[Dataset items]
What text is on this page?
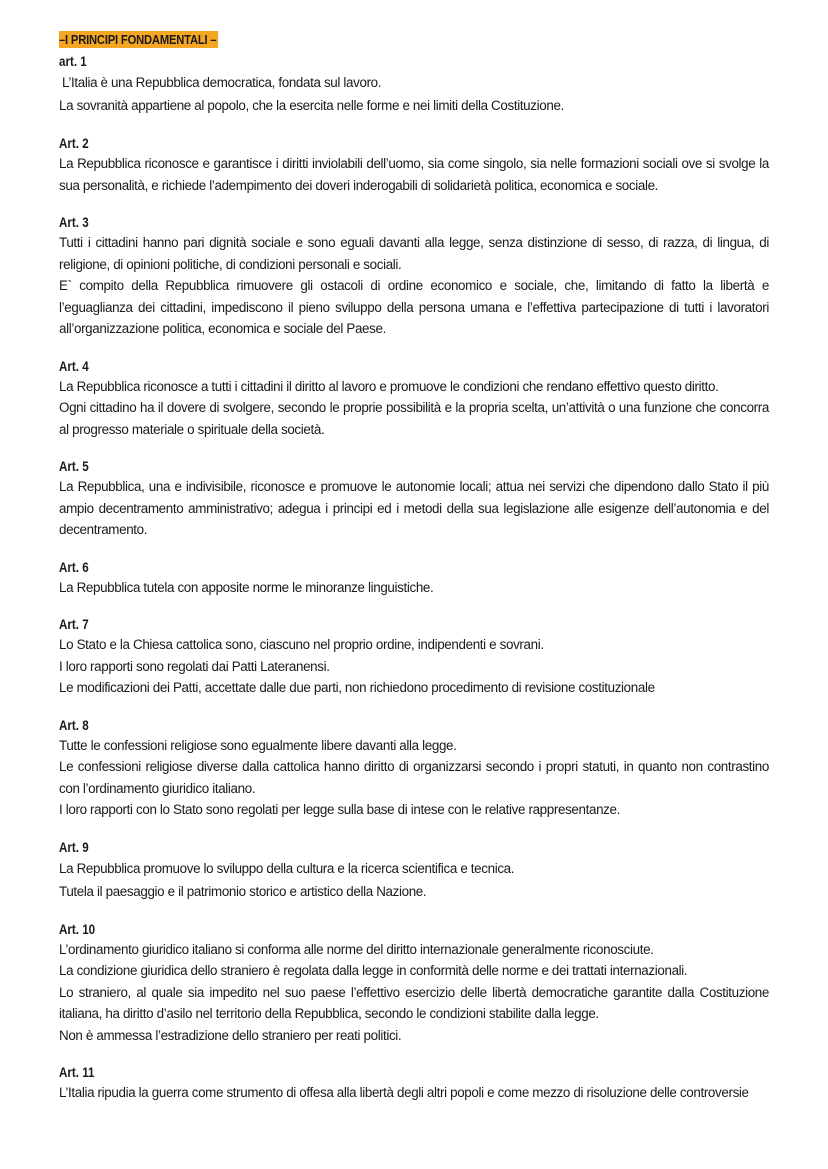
–I PRINCIPI FONDAMENTALI –
art. 1
L’Italia è una Repubblica democratica, fondata sul lavoro.
La sovranità appartiene al popolo, che la esercita nelle forme e nei limiti della Costituzione.
Art. 2
La Repubblica riconosce e garantisce i diritti inviolabili dell’uomo, sia come singolo, sia nelle formazioni sociali ove si svolge la sua personalità, e richiede l’adempimento dei doveri inderogabili di solidarietà politica, economica e sociale.
Art. 3
Tutti i cittadini hanno pari dignità sociale e sono eguali davanti alla legge, senza distinzione di sesso, di razza, di lingua, di religione, di opinioni politiche, di condizioni personali e sociali.
E` compito della Repubblica rimuovere gli ostacoli di ordine economico e sociale, che, limitando di fatto la libertà e l’eguaglianza dei cittadini, impediscono il pieno sviluppo della persona umana e l’effettiva partecipazione di tutti i lavoratori all’organizzazione politica, economica e sociale del Paese.
Art. 4
La Repubblica riconosce a tutti i cittadini il diritto al lavoro e promuove le condizioni che rendano effettivo questo diritto.
Ogni cittadino ha il dovere di svolgere, secondo le proprie possibilità e la propria scelta, un’attività o una funzione che concorra al progresso materiale o spirituale della società.
Art. 5
La Repubblica, una e indivisibile, riconosce e promuove le autonomie locali; attua nei servizi che dipendono dallo Stato il più ampio decentramento amministrativo; adegua i principi ed i metodi della sua legislazione alle esigenze dell’autonomia e del decentramento.
Art. 6
La Repubblica tutela con apposite norme le minoranze linguistiche.
Art. 7
Lo Stato e la Chiesa cattolica sono, ciascuno nel proprio ordine, indipendenti e sovrani.
I loro rapporti sono regolati dai Patti Lateranensi.
Le modificazioni dei Patti, accettate dalle due parti, non richiedono procedimento di revisione costituzionale
Art. 8
Tutte le confessioni religiose sono egualmente libere davanti alla legge.
Le confessioni religiose diverse dalla cattolica hanno diritto di organizzarsi secondo i propri statuti, in quanto non contrastino con l’ordinamento giuridico italiano.
I loro rapporti con lo Stato sono regolati per legge sulla base di intese con le relative rappresentanze.
Art. 9
La Repubblica promuove lo sviluppo della cultura e la ricerca scientifica e tecnica.
Tutela il paesaggio e il patrimonio storico e artistico della Nazione.
Art. 10
L’ordinamento giuridico italiano si conforma alle norme del diritto internazionale generalmente riconosciute.
La condizione giuridica dello straniero è regolata dalla legge in conformità delle norme e dei trattati internazionali.
Lo straniero, al quale sia impedito nel suo paese l’effettivo esercizio delle libertà democratiche garantite dalla Costituzione italiana, ha diritto d’asilo nel territorio della Repubblica, secondo le condizioni stabilite dalla legge.
Non è ammessa l’estradizione dello straniero per reati politici.
Art. 11
L’Italia ripudia la guerra come strumento di offesa alla libertà degli altri popoli e come mezzo di risoluzione delle controversie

**Task to carry out**
Among the entries above, how many lines hold the word "giuridico"? Reply with only that number.

**Solution to the exercise**
2